[WHAT YOU SHOULD DO] Copy out each line of the data holding "GeForce".

[SUPPLIED INFORMATION]
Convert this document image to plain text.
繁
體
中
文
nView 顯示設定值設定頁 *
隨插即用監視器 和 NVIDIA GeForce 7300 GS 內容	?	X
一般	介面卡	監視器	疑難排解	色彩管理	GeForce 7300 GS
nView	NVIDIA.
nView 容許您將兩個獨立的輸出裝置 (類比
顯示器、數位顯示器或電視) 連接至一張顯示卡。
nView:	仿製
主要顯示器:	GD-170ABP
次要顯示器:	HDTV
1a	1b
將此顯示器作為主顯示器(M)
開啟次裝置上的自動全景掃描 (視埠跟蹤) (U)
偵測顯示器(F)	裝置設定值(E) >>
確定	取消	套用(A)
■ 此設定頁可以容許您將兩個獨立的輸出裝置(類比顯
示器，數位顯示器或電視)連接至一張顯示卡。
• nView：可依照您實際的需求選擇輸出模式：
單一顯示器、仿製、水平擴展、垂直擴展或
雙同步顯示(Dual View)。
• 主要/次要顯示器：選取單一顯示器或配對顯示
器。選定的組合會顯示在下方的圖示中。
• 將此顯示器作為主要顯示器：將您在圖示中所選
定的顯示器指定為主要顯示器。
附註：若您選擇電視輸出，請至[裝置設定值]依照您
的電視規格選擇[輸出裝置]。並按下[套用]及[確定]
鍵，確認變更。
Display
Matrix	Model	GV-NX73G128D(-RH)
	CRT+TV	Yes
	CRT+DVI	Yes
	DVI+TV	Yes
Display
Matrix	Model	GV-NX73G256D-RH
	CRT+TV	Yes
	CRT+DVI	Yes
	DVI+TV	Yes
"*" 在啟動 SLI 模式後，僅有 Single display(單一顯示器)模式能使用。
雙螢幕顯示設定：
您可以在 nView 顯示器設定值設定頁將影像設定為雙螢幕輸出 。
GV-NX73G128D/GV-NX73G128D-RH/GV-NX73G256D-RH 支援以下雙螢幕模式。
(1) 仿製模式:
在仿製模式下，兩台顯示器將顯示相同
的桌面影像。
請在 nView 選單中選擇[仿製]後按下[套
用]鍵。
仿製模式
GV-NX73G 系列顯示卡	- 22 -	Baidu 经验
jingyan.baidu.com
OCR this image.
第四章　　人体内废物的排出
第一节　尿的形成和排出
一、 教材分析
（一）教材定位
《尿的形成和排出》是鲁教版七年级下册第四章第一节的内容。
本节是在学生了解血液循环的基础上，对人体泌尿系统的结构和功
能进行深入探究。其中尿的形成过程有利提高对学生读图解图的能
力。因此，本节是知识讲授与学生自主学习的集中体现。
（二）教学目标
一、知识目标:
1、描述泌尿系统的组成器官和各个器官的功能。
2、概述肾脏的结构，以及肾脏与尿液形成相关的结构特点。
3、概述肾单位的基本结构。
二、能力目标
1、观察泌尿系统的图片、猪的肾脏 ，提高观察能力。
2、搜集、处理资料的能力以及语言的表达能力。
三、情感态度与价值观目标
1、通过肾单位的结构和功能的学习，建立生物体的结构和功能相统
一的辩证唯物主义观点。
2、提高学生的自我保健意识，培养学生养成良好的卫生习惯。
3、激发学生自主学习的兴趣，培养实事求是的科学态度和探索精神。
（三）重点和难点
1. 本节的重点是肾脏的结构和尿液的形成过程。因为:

[OUTPUT FOR THIS EXERCISE]
隨插即用監視器 和 NVIDIA GeForce 7300 GS 內容	?	X
一般	介面卡	監視器	疑難排解	色彩管理	GeForce 7300 GS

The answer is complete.